Element placement records
+++

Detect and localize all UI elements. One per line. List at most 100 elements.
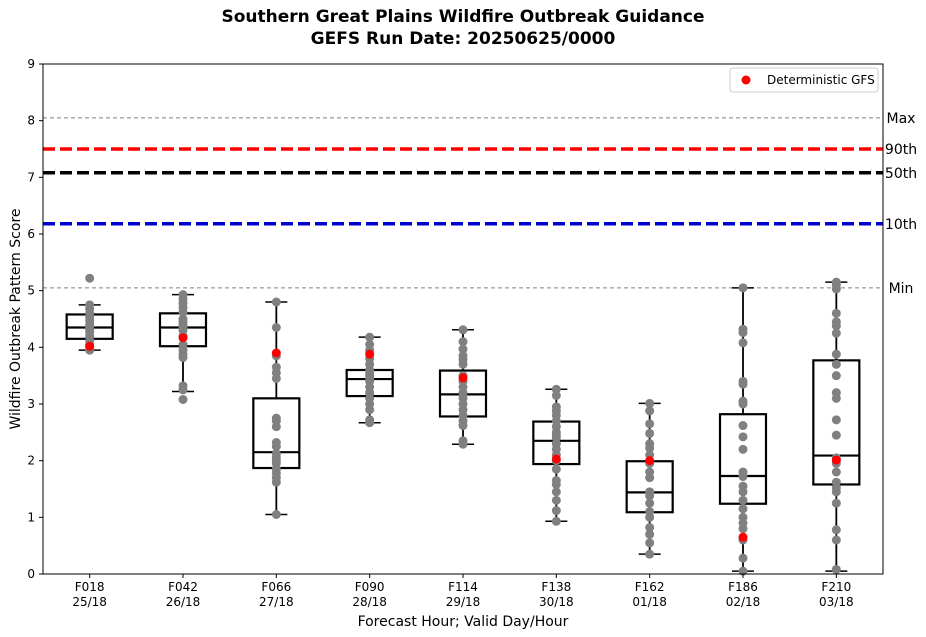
deterministic-point [271,348,281,358]
member-point [831,415,841,425]
y-tick-label: 2 [27,454,35,468]
x-tick-label-hour: F138 [541,580,571,594]
member-point [645,523,655,533]
reference-lines: Max 90th 50th 10th Min [43,111,917,297]
member-point [831,371,841,381]
member-point [458,325,468,335]
x-tick-label-valid: 30/18 [539,595,574,609]
member-point [178,353,188,363]
legend: Deterministic GFS [729,67,879,93]
y-tick-label: 4 [27,340,35,354]
member-point [458,344,468,354]
member-point [831,284,841,294]
member-point [645,443,655,453]
y-tick-label: 6 [27,227,35,241]
member-point [645,398,655,408]
deterministic-point [178,333,188,343]
member-point [738,338,748,348]
y-tick-label: 7 [27,170,35,184]
y-tick-label: 3 [27,397,35,411]
member-point [831,393,841,403]
member-point [551,391,561,400]
member-point [85,273,95,283]
member-point [738,399,748,409]
deterministic-point [85,341,95,351]
x-tick-label-hour: F186 [728,580,758,594]
plot-frame [42,63,884,575]
reference-label: 10th [885,217,917,233]
deterministic-point [645,456,655,466]
x-tick-label-valid: 02/18 [726,595,761,609]
member-point [551,495,561,505]
member-point [551,506,561,516]
x-tick-label-valid: 26/18 [166,595,201,609]
member-point [738,524,748,534]
member-point [831,430,841,440]
member-point [738,553,748,563]
x-tick-label-hour: F114 [448,580,478,594]
member-point [831,564,841,574]
member-point [458,439,468,449]
member-point [738,472,748,482]
member-point [551,516,561,526]
reference-label: 90th [885,142,917,158]
member-point [738,566,748,576]
member-point [271,477,281,487]
member-point [271,510,281,519]
reference-label: Min [889,281,914,297]
legend-marker [741,75,751,85]
member-point [738,444,748,454]
y-tick-label: 1 [27,510,35,524]
member-point [458,337,468,347]
x-tick-label-valid: 29/18 [446,595,481,609]
member-point [831,359,841,369]
member-point [645,491,655,501]
member-point [738,487,748,497]
x-axis-label: Forecast Hour; Valid Day/Hour [358,614,569,630]
x-tick-label-valid: 25/18 [72,595,107,609]
x-tick-label-hour: F162 [635,580,665,594]
member-point [738,328,748,338]
member-point [178,394,188,404]
y-tick-label: 5 [27,284,35,298]
deterministic-point [738,532,748,542]
chart-title: Southern Great Plains Wildfire Outbreak … [222,7,705,27]
member-point [458,359,468,369]
member-point [738,421,748,431]
member-point [271,422,281,432]
y-tick-label: 8 [27,114,35,128]
member-point [831,349,841,359]
member-point [551,487,561,497]
deterministic-points [85,333,841,542]
member-point [271,442,281,451]
member-point [831,498,841,508]
member-point [645,512,655,522]
x-tick-label-valid: 27/18 [259,595,294,609]
deterministic-point [831,455,841,465]
legend-label: Deterministic GFS [767,73,875,87]
member-point [738,432,748,442]
member-point [831,525,841,535]
member-point [365,405,375,415]
member-point [645,419,655,429]
reference-label: 50th [885,166,917,182]
x-tick-label-valid: 01/18 [632,595,667,609]
member-point [831,321,841,331]
member-point [738,283,748,293]
ensemble-members [85,273,841,576]
member-point [645,538,655,548]
x-tick-label-hour: F066 [261,580,291,594]
x-tick-label-valid: 28/18 [352,595,387,609]
member-point [738,379,748,389]
legend-box [729,67,879,93]
member-point [645,406,655,416]
member-point [271,297,281,307]
member-point [551,479,561,489]
member-point [831,487,841,497]
x-tick-label-valid: 03/18 [819,595,854,609]
member-point [365,332,375,342]
member-point [271,374,281,383]
member-point [645,498,655,508]
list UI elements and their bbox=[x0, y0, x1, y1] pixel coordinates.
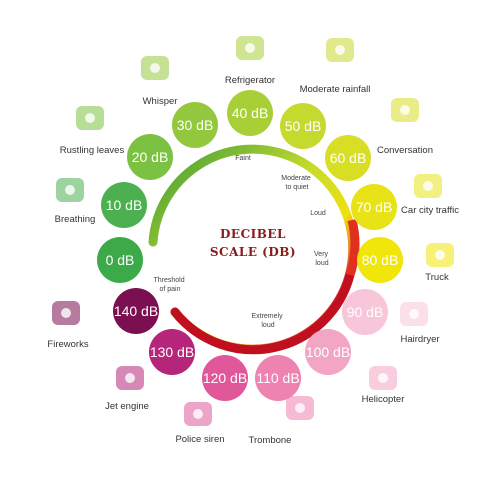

+++

Retype the part of the records that opens with the line containing "deterministic-point [271,348,281,358]" and closes with the line containing "reference-lines: Max 90th", keeping every line identical to the original.

= SOLUTION TO THE PROBLEM =
deterministic-point [271,348,281,358]
member-point [831,415,841,425]
y-tick-label: 2 [27,454,35,468]
x-tick-label-hour: F138 [541,580,571,594]
member-point [645,523,655,533]
reference-lines: Max 90th 50th 10th Min [43,111,917,297]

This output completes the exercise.